(Task requirements)
What is the number of lines in the entries below that include the word "high"? Provide the number only.

(Information shown)
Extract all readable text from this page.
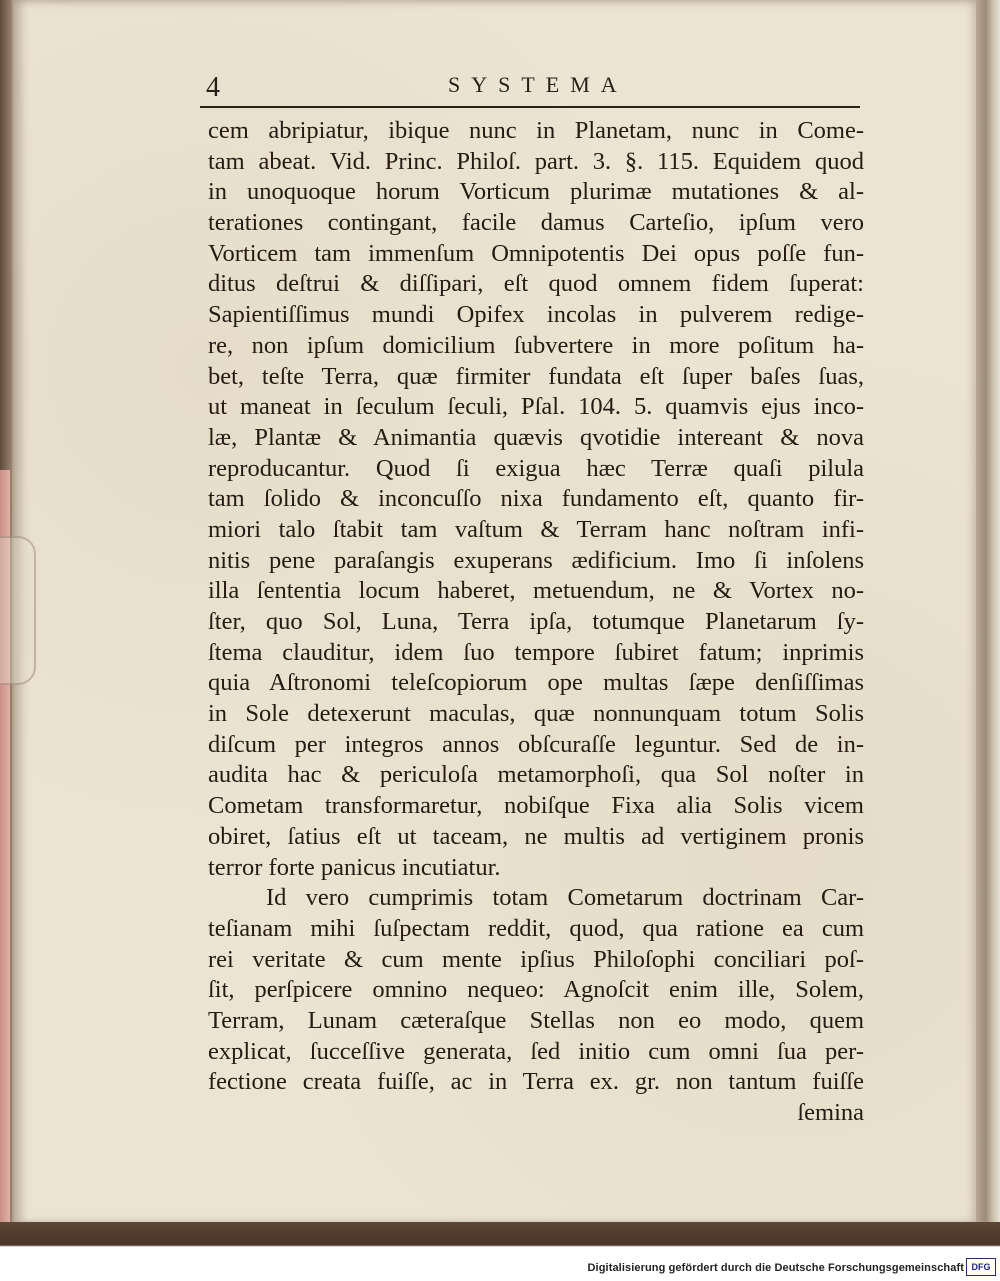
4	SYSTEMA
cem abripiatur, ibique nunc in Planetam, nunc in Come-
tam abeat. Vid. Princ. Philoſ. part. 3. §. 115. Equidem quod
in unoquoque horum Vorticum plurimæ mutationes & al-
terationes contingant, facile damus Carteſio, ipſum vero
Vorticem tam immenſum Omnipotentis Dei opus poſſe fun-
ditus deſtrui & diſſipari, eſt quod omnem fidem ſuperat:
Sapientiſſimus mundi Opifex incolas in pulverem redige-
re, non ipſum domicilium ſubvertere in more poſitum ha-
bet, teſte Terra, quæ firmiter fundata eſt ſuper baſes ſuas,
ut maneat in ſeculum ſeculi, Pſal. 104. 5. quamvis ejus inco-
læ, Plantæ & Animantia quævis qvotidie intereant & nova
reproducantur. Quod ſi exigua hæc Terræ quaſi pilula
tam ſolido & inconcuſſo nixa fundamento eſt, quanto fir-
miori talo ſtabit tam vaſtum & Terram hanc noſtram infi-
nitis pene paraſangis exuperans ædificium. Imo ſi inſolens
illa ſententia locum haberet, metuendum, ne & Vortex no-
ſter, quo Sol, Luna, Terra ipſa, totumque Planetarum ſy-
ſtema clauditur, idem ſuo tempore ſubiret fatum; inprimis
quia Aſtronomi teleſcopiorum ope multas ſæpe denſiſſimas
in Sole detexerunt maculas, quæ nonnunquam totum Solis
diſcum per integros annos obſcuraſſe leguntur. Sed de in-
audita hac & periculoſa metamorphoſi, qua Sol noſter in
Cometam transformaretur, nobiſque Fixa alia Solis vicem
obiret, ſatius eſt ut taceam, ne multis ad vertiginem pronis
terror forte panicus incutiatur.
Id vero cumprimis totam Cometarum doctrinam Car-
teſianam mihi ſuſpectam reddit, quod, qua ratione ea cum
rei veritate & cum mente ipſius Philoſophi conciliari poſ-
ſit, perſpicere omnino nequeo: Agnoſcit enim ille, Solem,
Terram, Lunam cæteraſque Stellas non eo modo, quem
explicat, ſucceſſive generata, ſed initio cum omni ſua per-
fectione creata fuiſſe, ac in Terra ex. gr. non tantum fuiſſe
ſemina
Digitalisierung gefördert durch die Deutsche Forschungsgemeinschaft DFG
...
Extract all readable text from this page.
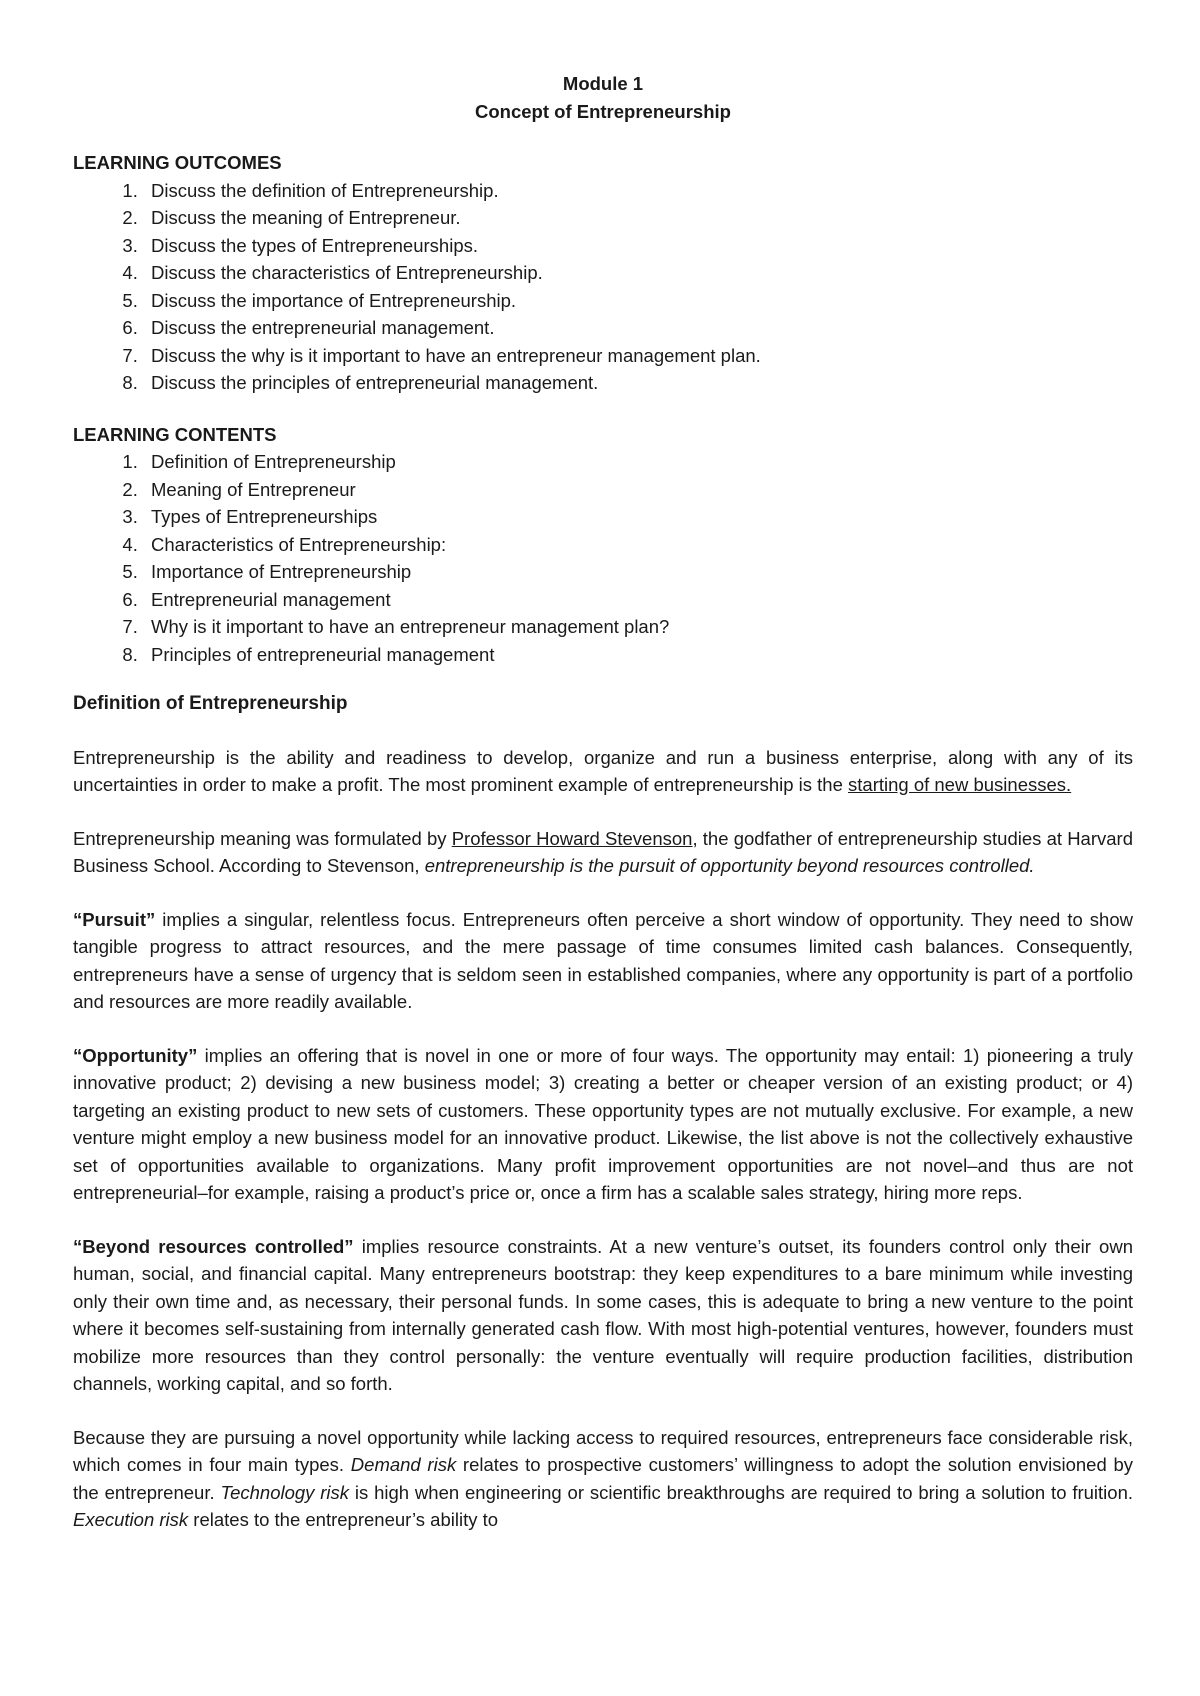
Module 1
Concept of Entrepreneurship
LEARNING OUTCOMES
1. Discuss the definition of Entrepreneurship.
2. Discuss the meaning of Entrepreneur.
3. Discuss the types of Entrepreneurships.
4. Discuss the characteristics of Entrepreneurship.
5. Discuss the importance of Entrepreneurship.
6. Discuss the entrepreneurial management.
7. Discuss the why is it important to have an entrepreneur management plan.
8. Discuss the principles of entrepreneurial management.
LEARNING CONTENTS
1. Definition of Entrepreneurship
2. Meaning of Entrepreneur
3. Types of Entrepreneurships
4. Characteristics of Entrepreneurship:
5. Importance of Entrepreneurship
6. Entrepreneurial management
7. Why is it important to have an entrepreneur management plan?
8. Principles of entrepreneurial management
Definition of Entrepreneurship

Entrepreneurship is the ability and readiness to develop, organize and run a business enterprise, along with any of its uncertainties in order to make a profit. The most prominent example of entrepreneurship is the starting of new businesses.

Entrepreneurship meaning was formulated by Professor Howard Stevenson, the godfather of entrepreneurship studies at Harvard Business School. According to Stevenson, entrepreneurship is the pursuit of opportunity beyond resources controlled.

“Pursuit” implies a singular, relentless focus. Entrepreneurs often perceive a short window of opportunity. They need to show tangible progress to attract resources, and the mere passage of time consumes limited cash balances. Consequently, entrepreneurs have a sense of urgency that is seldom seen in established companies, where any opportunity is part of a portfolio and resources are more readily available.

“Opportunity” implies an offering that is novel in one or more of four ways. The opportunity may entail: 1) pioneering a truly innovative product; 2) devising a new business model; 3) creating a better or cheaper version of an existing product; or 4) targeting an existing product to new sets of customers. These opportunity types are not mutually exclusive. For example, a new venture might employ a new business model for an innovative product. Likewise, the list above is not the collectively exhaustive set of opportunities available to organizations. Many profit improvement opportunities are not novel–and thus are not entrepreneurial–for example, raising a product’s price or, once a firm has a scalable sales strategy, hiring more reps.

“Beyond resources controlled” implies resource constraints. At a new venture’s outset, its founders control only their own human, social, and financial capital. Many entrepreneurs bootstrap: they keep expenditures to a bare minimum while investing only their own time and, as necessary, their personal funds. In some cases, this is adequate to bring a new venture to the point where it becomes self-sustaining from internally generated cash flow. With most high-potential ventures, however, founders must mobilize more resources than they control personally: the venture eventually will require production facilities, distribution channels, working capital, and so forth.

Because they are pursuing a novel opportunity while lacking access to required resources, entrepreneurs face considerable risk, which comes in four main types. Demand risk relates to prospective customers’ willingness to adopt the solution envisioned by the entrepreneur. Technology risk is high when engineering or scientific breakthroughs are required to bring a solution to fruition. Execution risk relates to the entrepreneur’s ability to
--
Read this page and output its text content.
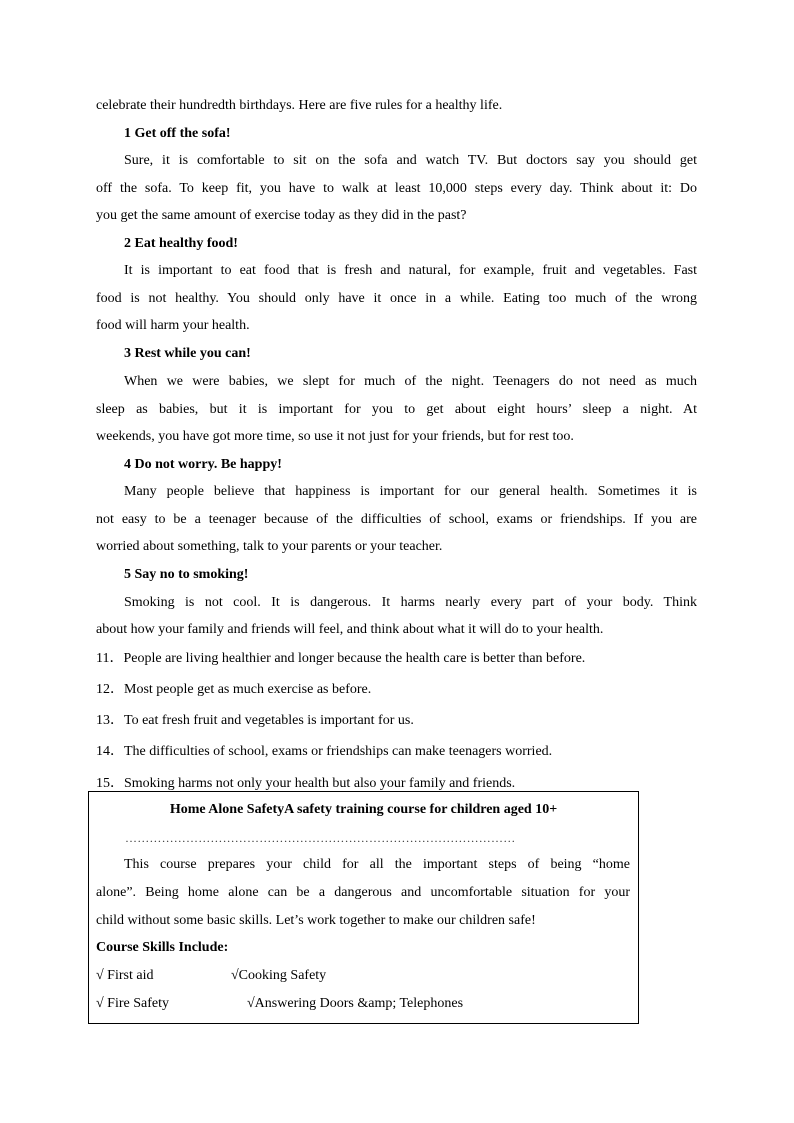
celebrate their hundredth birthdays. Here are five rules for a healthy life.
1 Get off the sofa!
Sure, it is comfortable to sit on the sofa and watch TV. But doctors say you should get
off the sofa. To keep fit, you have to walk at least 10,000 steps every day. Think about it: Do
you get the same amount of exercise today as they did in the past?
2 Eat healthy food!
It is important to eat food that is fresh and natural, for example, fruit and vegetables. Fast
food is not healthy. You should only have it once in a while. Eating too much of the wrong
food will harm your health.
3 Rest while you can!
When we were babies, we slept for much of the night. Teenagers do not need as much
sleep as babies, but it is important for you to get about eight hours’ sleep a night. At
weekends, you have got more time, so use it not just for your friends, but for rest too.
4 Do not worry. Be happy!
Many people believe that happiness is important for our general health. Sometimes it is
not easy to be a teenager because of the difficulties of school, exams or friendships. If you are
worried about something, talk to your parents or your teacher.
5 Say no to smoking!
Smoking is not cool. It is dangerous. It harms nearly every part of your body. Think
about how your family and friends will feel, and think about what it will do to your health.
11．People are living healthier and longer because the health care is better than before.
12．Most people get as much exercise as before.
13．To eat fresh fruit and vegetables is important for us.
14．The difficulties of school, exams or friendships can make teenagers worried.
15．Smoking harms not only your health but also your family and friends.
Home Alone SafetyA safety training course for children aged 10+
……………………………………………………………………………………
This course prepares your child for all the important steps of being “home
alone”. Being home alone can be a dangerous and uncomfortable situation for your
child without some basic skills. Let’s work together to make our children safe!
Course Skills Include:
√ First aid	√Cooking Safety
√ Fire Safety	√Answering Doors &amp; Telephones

(Task answer)
2